## Material shown
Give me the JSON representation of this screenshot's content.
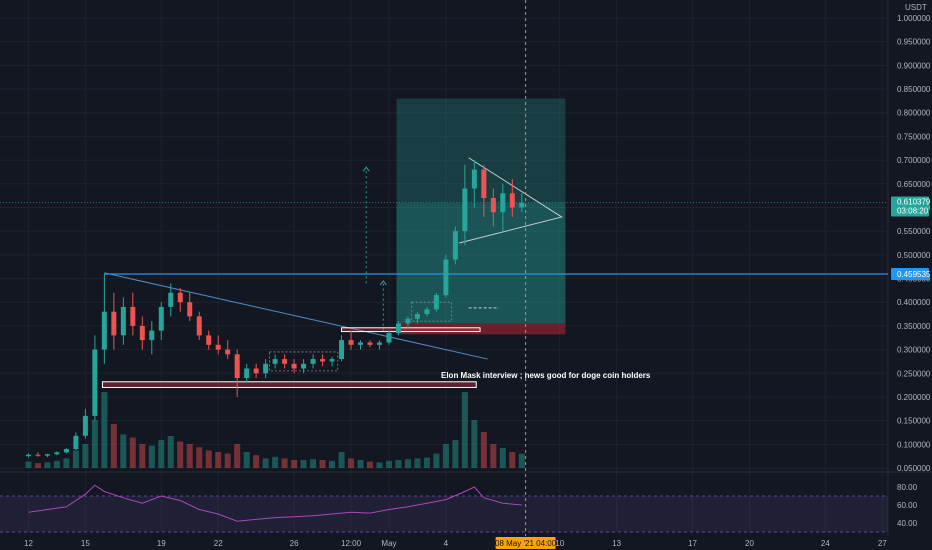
{
  "chart_data": {
    "type": "candlestick",
    "currency": "USDT",
    "price_axis": {
      "ticks": [
        "1.000000",
        "0.950000",
        "0.900000",
        "0.850000",
        "0.800000",
        "0.750000",
        "0.700000",
        "0.650000",
        "0.600000",
        "0.550000",
        "0.500000",
        "0.450000",
        "0.400000",
        "0.350000",
        "0.300000",
        "0.250000",
        "0.200000",
        "0.150000",
        "0.100000",
        "0.050000"
      ],
      "range": [
        0.05,
        1.0
      ]
    },
    "rsi_axis": {
      "ticks": [
        "80.00",
        "60.00",
        "40.00"
      ],
      "range": [
        30,
        90
      ],
      "bands": [
        70,
        30
      ]
    },
    "time_axis": {
      "labels": [
        {
          "text": "12",
          "day": 0
        },
        {
          "text": "15",
          "day": 3
        },
        {
          "text": "19",
          "day": 7
        },
        {
          "text": "22",
          "day": 10
        },
        {
          "text": "26",
          "day": 14
        },
        {
          "text": "12:00",
          "day": 17
        },
        {
          "text": "May",
          "day": 19
        },
        {
          "text": "4",
          "day": 22
        },
        {
          "text": "10",
          "day": 28
        },
        {
          "text": "13",
          "day": 31
        },
        {
          "text": "17",
          "day": 35
        },
        {
          "text": "20",
          "day": 38
        },
        {
          "text": "24",
          "day": 42
        },
        {
          "text": "27",
          "day": 45
        }
      ],
      "range_days": [
        -1.5,
        45.3
      ],
      "cursor_label": "08 May '21  04:00",
      "cursor_day": 26.2
    },
    "current_price": {
      "value": 0.610379,
      "label": "0.610379",
      "countdown": "03:08:20"
    },
    "horizontal_level": {
      "value": 0.459535,
      "label": "0.459535"
    },
    "long_position": {
      "day_start": 19.4,
      "day_end": 28.3,
      "entry": 0.355,
      "target": 0.83,
      "stop": 0.332
    },
    "annotation": "Elon Mask interview ; news good for doge coin holders",
    "candles": [
      [
        0.0,
        0.075,
        0.081,
        0.072,
        0.078
      ],
      [
        0.5,
        0.078,
        0.083,
        0.074,
        0.076
      ],
      [
        1.0,
        0.076,
        0.08,
        0.073,
        0.079
      ],
      [
        1.5,
        0.079,
        0.085,
        0.077,
        0.083
      ],
      [
        2.0,
        0.083,
        0.092,
        0.081,
        0.09
      ],
      [
        2.5,
        0.09,
        0.125,
        0.088,
        0.118
      ],
      [
        3.0,
        0.118,
        0.175,
        0.112,
        0.16
      ],
      [
        3.5,
        0.16,
        0.33,
        0.15,
        0.3
      ],
      [
        4.0,
        0.3,
        0.46,
        0.27,
        0.38
      ],
      [
        4.5,
        0.38,
        0.42,
        0.3,
        0.33
      ],
      [
        5.0,
        0.33,
        0.41,
        0.31,
        0.39
      ],
      [
        5.5,
        0.39,
        0.42,
        0.33,
        0.35
      ],
      [
        6.0,
        0.35,
        0.37,
        0.3,
        0.32
      ],
      [
        6.5,
        0.32,
        0.36,
        0.29,
        0.34
      ],
      [
        7.0,
        0.34,
        0.4,
        0.32,
        0.39
      ],
      [
        7.5,
        0.39,
        0.44,
        0.37,
        0.42
      ],
      [
        8.0,
        0.42,
        0.43,
        0.38,
        0.4
      ],
      [
        8.5,
        0.4,
        0.42,
        0.36,
        0.37
      ],
      [
        9.0,
        0.37,
        0.38,
        0.32,
        0.33
      ],
      [
        9.5,
        0.33,
        0.34,
        0.3,
        0.31
      ],
      [
        10.0,
        0.31,
        0.33,
        0.29,
        0.3
      ],
      [
        10.5,
        0.3,
        0.32,
        0.28,
        0.29
      ],
      [
        11.0,
        0.29,
        0.3,
        0.2,
        0.24
      ],
      [
        11.5,
        0.24,
        0.27,
        0.23,
        0.26
      ],
      [
        12.0,
        0.26,
        0.27,
        0.24,
        0.25
      ],
      [
        12.5,
        0.25,
        0.28,
        0.24,
        0.27
      ],
      [
        13.0,
        0.27,
        0.29,
        0.26,
        0.28
      ],
      [
        13.5,
        0.28,
        0.29,
        0.26,
        0.27
      ],
      [
        14.0,
        0.27,
        0.28,
        0.25,
        0.26
      ],
      [
        14.5,
        0.26,
        0.28,
        0.25,
        0.27
      ],
      [
        15.0,
        0.27,
        0.29,
        0.26,
        0.28
      ],
      [
        15.5,
        0.28,
        0.29,
        0.265,
        0.275
      ],
      [
        16.0,
        0.275,
        0.285,
        0.265,
        0.28
      ],
      [
        16.5,
        0.28,
        0.33,
        0.275,
        0.32
      ],
      [
        17.0,
        0.32,
        0.34,
        0.3,
        0.31
      ],
      [
        17.5,
        0.31,
        0.32,
        0.3,
        0.315
      ],
      [
        18.0,
        0.315,
        0.32,
        0.305,
        0.31
      ],
      [
        18.5,
        0.31,
        0.32,
        0.3,
        0.315
      ],
      [
        19.0,
        0.315,
        0.34,
        0.31,
        0.335
      ],
      [
        19.5,
        0.335,
        0.36,
        0.33,
        0.355
      ],
      [
        20.0,
        0.355,
        0.37,
        0.345,
        0.365
      ],
      [
        20.5,
        0.365,
        0.38,
        0.355,
        0.375
      ],
      [
        21.0,
        0.375,
        0.39,
        0.37,
        0.385
      ],
      [
        21.5,
        0.385,
        0.42,
        0.38,
        0.415
      ],
      [
        22.0,
        0.415,
        0.5,
        0.41,
        0.49
      ],
      [
        22.5,
        0.49,
        0.56,
        0.48,
        0.55
      ],
      [
        23.0,
        0.55,
        0.69,
        0.52,
        0.64
      ],
      [
        23.5,
        0.64,
        0.7,
        0.6,
        0.68
      ],
      [
        24.0,
        0.68,
        0.69,
        0.58,
        0.62
      ],
      [
        24.5,
        0.62,
        0.64,
        0.56,
        0.59
      ],
      [
        25.0,
        0.59,
        0.65,
        0.55,
        0.63
      ],
      [
        25.5,
        0.63,
        0.66,
        0.58,
        0.6
      ],
      [
        26.0,
        0.6,
        0.63,
        0.59,
        0.61
      ]
    ],
    "volume": [
      0.08,
      0.06,
      0.07,
      0.09,
      0.12,
      0.22,
      0.3,
      0.6,
      0.95,
      0.55,
      0.42,
      0.38,
      0.3,
      0.28,
      0.35,
      0.4,
      0.33,
      0.3,
      0.26,
      0.22,
      0.2,
      0.18,
      0.3,
      0.2,
      0.16,
      0.12,
      0.14,
      0.12,
      0.1,
      0.1,
      0.11,
      0.1,
      0.09,
      0.2,
      0.12,
      0.1,
      0.08,
      0.07,
      0.09,
      0.1,
      0.11,
      0.12,
      0.13,
      0.18,
      0.3,
      0.35,
      0.95,
      0.6,
      0.45,
      0.3,
      0.25,
      0.2,
      0.18
    ],
    "rsi": [
      [
        0,
        52
      ],
      [
        1,
        55
      ],
      [
        2,
        58
      ],
      [
        3,
        72
      ],
      [
        3.5,
        82
      ],
      [
        4,
        75
      ],
      [
        5,
        68
      ],
      [
        6,
        62
      ],
      [
        7,
        70
      ],
      [
        8,
        65
      ],
      [
        9,
        55
      ],
      [
        10,
        50
      ],
      [
        11,
        42
      ],
      [
        12,
        44
      ],
      [
        13,
        46
      ],
      [
        14,
        47
      ],
      [
        15,
        48
      ],
      [
        16,
        50
      ],
      [
        17,
        52
      ],
      [
        18,
        51
      ],
      [
        19,
        55
      ],
      [
        20,
        58
      ],
      [
        21,
        62
      ],
      [
        22,
        66
      ],
      [
        23,
        75
      ],
      [
        23.5,
        80
      ],
      [
        24,
        68
      ],
      [
        25,
        62
      ],
      [
        26,
        60
      ]
    ]
  }
}
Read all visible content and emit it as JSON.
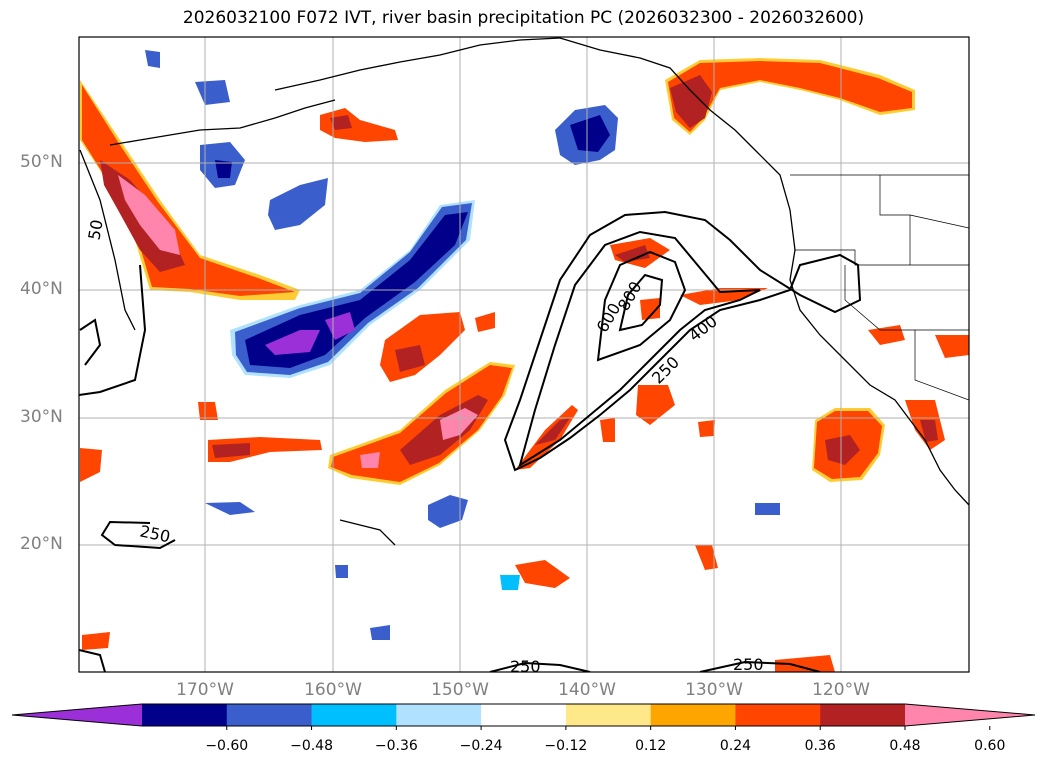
{
  "title": "2026032100 F072 IVT, river basin precipitation PC (2026032300 - 2026032600)",
  "lat_labels": [
    "50°N",
    "40°N",
    "30°N",
    "20°N"
  ],
  "lon_labels": [
    "170°W",
    "160°W",
    "150°W",
    "140°W",
    "130°W",
    "120°W"
  ],
  "contour_labels": [
    "600",
    "800",
    "400",
    "250",
    "250",
    "250",
    "250",
    "50"
  ],
  "colorbar": {
    "ticks": [
      "−0.60",
      "−0.48",
      "−0.36",
      "−0.24",
      "−0.12",
      "0.12",
      "0.24",
      "0.36",
      "0.48",
      "0.60"
    ],
    "colors": [
      "#9b30d8",
      "#00008b",
      "#3a5fcd",
      "#00bfff",
      "#b0e2ff",
      "#ffffff",
      "#ffe88a",
      "#ffa500",
      "#ff4500",
      "#b22222",
      "#ff85ad"
    ]
  },
  "map_extent": {
    "lon": [
      -180,
      -110
    ],
    "lat": [
      10,
      60
    ]
  },
  "gridlines": true
}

## Short exercise
Look for "content" and pull out every line that has it.

## Solution to the problem
Give me the JSON representation of this screenshot's content.
Read all visible content and emit it as JSON.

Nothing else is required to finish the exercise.